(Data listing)
--- START ---

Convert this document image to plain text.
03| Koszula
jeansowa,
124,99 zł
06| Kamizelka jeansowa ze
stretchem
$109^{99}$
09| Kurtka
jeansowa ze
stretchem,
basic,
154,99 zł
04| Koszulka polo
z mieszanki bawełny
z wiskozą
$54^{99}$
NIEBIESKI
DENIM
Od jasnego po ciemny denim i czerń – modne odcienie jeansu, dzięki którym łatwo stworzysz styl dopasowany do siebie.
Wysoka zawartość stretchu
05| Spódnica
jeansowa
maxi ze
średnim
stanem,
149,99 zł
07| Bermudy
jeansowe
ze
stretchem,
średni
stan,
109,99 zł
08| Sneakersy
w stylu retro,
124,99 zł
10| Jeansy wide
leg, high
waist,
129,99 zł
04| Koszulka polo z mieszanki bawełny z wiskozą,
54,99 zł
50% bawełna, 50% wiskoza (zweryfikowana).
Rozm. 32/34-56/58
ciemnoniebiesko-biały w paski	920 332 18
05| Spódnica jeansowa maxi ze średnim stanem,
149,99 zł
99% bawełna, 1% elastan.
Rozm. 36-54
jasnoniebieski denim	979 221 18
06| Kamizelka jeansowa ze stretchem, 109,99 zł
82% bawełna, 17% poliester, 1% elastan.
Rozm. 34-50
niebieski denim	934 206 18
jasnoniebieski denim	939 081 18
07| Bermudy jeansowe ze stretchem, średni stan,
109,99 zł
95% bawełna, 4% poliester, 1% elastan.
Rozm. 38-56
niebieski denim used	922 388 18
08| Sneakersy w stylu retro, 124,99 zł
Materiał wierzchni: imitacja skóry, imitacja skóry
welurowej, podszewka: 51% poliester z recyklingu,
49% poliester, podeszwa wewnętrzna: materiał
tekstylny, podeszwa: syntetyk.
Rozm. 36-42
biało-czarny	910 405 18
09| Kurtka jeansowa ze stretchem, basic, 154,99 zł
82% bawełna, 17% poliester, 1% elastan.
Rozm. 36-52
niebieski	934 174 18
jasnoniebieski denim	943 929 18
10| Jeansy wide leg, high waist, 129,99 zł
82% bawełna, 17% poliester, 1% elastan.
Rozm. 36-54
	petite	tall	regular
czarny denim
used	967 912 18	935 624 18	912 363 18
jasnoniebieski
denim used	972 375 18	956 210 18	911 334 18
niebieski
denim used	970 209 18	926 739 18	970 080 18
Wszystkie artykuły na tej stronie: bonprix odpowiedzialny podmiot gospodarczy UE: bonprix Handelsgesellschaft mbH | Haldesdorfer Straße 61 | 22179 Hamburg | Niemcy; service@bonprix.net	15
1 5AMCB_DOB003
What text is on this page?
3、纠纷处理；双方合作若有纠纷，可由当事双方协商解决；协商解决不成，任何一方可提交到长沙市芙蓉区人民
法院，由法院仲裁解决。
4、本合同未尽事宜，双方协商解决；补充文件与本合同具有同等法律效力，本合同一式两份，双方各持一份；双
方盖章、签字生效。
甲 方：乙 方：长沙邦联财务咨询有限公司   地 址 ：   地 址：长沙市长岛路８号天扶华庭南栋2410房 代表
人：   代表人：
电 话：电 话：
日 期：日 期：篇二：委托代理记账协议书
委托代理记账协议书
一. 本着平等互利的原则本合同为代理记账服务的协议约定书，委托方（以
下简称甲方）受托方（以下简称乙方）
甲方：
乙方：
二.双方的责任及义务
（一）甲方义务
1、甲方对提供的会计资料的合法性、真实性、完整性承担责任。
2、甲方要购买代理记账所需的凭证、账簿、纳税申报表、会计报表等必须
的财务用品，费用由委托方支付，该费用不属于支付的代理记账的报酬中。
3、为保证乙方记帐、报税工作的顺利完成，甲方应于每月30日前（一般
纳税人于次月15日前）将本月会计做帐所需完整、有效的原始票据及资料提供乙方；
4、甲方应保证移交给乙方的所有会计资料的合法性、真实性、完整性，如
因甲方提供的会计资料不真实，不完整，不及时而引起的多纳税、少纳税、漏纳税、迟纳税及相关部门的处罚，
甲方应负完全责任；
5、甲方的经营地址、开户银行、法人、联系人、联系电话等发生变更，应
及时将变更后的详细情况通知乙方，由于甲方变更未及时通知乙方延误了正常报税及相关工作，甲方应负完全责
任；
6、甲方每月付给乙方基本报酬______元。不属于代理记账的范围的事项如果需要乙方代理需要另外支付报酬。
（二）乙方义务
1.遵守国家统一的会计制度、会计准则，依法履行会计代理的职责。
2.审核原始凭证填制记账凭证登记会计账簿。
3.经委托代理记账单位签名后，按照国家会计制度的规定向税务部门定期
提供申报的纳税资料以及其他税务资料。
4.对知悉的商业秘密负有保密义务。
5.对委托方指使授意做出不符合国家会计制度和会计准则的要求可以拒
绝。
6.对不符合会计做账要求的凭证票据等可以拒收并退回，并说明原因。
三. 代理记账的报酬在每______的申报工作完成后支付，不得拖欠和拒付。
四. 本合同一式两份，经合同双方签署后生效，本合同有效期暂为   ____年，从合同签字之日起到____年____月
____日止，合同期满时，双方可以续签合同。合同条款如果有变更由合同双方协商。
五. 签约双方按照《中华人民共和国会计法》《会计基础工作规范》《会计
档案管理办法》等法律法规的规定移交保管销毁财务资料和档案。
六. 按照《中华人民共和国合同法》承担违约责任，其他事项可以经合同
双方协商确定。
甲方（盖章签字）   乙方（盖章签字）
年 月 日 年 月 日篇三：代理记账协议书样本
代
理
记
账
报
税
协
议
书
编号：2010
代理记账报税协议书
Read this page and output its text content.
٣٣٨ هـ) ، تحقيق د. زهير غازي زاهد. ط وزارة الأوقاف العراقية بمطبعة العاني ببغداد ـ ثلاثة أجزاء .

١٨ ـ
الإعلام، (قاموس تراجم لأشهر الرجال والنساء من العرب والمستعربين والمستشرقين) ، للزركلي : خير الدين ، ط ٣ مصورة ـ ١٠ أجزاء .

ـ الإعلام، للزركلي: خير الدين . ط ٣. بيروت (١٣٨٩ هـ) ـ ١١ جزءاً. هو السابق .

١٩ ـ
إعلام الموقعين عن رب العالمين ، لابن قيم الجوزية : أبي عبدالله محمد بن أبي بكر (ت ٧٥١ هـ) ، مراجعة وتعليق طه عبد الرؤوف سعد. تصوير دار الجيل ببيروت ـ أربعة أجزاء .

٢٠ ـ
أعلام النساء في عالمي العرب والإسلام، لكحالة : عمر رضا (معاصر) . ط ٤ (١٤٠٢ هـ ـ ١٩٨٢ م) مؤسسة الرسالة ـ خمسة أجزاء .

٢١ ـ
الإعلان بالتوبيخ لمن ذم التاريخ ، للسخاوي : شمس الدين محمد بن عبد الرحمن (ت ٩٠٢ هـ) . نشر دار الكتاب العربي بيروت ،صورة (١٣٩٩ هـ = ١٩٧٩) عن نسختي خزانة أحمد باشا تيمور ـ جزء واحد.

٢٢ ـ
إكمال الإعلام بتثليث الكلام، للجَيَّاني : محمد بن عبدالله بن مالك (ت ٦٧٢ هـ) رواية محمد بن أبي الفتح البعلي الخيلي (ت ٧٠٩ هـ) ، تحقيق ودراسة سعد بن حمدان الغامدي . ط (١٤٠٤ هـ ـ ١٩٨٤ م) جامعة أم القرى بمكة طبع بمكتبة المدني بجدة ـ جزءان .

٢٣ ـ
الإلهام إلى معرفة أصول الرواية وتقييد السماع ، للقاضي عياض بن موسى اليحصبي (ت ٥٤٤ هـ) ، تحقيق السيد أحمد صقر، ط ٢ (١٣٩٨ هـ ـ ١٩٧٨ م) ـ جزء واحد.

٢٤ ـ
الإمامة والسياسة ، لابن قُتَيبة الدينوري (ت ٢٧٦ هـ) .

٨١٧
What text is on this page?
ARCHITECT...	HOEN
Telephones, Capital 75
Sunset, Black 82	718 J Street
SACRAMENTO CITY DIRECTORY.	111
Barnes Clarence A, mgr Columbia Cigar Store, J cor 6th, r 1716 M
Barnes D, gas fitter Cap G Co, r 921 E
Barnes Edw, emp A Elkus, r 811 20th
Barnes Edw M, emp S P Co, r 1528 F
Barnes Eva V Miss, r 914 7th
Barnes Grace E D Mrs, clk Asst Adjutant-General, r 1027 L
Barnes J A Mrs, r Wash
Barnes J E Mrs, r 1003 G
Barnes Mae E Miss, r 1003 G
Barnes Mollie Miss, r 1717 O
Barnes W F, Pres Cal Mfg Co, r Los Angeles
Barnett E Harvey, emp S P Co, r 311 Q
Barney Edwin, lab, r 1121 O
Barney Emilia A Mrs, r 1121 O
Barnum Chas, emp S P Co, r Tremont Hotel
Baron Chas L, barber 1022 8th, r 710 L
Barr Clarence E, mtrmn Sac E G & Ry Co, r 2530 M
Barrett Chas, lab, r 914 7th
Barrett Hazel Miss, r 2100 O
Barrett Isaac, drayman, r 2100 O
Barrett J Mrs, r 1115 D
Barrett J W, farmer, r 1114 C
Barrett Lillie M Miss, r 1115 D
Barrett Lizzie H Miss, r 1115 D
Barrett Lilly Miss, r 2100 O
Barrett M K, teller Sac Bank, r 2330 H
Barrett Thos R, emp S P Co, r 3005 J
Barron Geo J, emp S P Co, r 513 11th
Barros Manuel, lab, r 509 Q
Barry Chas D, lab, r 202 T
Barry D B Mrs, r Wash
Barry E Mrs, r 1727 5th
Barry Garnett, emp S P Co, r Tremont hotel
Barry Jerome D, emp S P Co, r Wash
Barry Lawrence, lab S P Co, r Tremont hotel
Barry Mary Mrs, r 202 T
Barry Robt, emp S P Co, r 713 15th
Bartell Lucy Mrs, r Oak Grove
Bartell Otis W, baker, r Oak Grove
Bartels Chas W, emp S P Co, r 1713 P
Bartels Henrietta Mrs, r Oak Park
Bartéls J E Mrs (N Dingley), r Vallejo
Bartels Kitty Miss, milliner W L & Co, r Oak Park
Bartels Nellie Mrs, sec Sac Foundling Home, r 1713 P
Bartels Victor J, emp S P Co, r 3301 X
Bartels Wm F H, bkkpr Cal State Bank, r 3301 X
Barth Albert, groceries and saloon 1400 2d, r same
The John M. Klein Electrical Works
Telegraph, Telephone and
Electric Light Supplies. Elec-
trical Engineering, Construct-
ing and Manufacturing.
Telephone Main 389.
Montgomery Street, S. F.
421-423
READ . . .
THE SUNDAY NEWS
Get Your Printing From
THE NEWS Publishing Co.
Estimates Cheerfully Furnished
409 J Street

--- END ---

**Work to complete**
Your task is to collect every line above that contains the word "Barnes".

**Correct response**
Barnes Clarence A, mgr Columbia Cigar Store, J cor 6th, r 1716 M
Barnes D, gas fitter Cap G Co, r 921 E
Barnes Edw, emp A Elkus, r 811 20th
Barnes Edw M, emp S P Co, r 1528 F
Barnes Eva V Miss, r 914 7th
Barnes Grace E D Mrs, clk Asst Adjutant-General, r 1027 L
Barnes J A Mrs, r Wash
Barnes J E Mrs, r 1003 G
Barnes Mae E Miss, r 1003 G
Barnes Mollie Miss, r 1717 O
Barnes W F, Pres Cal Mfg Co, r Los Angeles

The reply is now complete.